-- START OF Data extract --

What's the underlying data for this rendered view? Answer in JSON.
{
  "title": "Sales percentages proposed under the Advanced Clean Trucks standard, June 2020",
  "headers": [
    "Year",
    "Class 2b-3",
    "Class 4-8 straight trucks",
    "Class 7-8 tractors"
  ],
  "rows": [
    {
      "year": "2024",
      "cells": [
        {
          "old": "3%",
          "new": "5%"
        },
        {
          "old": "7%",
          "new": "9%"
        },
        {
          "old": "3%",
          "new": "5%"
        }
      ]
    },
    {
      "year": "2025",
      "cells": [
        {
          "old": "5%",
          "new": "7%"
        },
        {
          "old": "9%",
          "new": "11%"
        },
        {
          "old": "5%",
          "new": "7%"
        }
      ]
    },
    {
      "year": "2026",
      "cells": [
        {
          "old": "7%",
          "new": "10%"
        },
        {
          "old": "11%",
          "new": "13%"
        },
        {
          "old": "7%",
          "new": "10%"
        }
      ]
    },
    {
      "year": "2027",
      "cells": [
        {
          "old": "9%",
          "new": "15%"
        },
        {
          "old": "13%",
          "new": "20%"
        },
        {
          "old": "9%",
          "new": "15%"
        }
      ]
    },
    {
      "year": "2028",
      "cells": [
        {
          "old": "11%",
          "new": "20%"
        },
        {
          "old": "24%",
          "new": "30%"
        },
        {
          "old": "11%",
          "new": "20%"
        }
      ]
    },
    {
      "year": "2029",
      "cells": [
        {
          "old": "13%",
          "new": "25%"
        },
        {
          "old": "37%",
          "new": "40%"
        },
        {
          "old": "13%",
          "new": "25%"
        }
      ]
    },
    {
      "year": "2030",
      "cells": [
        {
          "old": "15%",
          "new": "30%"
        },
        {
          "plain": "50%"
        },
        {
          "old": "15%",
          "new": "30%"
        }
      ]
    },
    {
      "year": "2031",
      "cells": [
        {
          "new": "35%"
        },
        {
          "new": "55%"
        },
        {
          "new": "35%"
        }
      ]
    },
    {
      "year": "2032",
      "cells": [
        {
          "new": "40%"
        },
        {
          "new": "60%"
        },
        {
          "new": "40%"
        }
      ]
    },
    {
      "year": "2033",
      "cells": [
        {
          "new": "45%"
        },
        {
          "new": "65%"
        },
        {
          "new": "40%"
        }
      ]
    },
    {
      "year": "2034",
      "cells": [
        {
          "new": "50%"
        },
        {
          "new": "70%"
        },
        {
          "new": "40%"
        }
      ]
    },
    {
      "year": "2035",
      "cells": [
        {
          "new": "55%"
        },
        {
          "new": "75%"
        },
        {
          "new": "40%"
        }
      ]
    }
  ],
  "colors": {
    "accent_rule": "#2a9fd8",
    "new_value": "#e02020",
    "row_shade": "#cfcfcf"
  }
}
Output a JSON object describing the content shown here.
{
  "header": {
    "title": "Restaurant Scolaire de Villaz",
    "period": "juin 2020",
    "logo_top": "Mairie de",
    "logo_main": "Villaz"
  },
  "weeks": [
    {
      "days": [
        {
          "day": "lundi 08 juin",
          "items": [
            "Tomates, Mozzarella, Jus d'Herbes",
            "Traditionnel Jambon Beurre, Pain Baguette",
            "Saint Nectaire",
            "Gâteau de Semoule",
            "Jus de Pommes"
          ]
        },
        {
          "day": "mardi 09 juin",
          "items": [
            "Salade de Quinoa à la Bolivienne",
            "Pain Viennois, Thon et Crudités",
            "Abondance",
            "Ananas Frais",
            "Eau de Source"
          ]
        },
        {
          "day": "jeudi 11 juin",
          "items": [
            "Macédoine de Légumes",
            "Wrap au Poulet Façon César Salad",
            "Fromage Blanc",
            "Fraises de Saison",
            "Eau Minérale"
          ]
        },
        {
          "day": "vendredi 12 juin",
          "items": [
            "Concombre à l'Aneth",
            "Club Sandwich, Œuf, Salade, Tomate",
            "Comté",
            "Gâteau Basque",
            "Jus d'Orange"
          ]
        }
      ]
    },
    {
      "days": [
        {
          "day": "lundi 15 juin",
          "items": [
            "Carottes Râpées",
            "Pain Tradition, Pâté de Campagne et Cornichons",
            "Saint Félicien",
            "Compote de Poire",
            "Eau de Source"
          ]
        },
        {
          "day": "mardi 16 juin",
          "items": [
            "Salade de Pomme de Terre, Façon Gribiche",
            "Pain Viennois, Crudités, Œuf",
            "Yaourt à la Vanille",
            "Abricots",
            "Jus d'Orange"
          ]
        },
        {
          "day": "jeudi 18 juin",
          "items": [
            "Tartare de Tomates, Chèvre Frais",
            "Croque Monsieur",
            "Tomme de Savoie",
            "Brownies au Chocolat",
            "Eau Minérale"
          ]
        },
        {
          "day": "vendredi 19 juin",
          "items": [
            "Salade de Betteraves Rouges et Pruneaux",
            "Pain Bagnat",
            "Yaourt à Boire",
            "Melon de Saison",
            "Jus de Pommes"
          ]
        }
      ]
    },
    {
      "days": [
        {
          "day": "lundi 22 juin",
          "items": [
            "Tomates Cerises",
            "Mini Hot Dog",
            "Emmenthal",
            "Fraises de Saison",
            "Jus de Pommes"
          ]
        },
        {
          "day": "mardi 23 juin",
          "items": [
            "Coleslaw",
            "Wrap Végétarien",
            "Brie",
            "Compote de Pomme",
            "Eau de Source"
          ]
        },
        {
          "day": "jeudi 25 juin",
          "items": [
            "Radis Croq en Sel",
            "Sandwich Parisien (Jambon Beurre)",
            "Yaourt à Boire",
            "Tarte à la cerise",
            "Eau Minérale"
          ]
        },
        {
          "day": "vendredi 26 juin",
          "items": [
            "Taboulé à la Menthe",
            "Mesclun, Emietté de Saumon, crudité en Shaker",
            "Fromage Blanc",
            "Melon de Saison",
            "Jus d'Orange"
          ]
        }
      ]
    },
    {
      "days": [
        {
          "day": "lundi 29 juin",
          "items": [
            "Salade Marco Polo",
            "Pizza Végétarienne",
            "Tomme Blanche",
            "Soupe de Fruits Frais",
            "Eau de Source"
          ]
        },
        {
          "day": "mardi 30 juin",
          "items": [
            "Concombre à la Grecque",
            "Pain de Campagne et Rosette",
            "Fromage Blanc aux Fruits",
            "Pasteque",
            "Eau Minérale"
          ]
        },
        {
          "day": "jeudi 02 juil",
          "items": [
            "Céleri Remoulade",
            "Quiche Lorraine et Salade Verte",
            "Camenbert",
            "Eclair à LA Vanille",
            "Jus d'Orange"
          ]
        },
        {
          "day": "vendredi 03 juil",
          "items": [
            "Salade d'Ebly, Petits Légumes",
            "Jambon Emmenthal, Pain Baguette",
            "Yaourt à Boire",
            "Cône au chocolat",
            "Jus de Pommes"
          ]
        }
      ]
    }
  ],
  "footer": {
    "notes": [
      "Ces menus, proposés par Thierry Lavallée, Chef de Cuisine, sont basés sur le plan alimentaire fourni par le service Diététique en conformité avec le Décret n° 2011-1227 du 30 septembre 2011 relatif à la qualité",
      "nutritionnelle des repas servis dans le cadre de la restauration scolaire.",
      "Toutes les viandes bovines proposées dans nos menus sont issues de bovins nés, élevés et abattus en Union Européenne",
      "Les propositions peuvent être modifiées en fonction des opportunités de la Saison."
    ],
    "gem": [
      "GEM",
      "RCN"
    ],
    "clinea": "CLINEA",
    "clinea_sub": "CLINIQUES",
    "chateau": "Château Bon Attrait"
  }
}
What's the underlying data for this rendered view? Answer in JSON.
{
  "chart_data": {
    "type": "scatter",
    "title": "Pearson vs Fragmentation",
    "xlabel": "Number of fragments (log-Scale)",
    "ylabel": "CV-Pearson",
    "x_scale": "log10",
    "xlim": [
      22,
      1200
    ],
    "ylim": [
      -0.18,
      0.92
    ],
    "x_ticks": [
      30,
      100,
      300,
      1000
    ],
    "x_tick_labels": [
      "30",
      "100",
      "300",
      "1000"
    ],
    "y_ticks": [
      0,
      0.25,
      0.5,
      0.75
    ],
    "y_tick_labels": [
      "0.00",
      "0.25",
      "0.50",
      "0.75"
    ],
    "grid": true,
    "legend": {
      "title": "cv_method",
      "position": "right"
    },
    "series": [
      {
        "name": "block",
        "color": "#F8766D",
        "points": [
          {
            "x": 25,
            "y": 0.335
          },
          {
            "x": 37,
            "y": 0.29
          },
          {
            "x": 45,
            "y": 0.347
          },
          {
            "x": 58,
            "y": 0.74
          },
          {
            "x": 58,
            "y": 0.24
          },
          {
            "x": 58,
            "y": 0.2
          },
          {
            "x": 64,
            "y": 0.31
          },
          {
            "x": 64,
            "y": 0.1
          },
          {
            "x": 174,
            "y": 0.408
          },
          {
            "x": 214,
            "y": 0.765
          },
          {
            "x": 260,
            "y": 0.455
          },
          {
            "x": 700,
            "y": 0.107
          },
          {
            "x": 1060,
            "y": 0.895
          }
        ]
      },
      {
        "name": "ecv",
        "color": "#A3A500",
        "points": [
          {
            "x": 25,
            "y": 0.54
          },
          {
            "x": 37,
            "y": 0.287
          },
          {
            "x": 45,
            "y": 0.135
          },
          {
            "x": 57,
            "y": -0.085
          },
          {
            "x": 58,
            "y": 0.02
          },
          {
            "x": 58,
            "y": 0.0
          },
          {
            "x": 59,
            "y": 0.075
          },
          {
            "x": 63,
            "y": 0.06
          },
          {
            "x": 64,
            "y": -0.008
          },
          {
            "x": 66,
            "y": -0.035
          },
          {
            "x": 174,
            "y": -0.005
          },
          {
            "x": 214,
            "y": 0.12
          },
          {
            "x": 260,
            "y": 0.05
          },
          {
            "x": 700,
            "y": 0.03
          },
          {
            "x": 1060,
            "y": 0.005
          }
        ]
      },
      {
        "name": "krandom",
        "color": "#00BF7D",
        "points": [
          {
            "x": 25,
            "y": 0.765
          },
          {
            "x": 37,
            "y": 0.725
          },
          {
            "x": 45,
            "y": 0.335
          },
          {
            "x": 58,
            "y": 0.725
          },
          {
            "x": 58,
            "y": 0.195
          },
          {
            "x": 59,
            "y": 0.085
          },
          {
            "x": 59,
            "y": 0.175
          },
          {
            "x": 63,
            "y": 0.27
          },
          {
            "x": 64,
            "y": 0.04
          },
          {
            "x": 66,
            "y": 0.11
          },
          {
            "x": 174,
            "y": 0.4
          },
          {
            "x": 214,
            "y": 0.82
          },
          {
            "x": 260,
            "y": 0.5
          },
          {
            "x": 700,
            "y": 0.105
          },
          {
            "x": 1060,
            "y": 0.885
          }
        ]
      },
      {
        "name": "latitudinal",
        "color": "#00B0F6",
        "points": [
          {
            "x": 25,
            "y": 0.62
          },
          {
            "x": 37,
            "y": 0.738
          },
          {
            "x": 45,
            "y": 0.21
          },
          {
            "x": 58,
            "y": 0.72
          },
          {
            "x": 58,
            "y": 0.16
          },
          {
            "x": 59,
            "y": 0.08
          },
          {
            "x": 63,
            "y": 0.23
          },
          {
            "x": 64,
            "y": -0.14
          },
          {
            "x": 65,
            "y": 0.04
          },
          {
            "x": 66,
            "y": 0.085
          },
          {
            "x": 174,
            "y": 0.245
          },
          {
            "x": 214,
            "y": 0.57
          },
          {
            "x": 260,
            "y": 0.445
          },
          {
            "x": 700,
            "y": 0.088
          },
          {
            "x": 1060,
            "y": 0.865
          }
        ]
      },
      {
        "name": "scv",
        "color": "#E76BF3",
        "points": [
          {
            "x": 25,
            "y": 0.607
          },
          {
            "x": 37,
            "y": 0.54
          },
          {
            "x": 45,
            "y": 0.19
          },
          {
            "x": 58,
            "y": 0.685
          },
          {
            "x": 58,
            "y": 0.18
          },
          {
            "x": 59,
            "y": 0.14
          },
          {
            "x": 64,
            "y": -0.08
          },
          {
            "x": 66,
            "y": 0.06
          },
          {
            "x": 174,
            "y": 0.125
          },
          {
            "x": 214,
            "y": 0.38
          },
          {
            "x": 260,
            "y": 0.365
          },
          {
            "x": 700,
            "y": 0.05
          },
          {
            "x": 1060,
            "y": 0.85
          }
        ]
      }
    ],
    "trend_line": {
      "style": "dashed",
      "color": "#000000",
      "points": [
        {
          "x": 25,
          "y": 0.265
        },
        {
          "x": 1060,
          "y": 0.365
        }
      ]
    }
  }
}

-- END OF Data extract --

- _What the exercise asks_:
Copy each line of the listing that includes "Baguette".

- _Solved problem_:
            "Traditionnel Jambon Beurre, Pain Baguette",
            "Jambon Emmenthal, Pain Baguette",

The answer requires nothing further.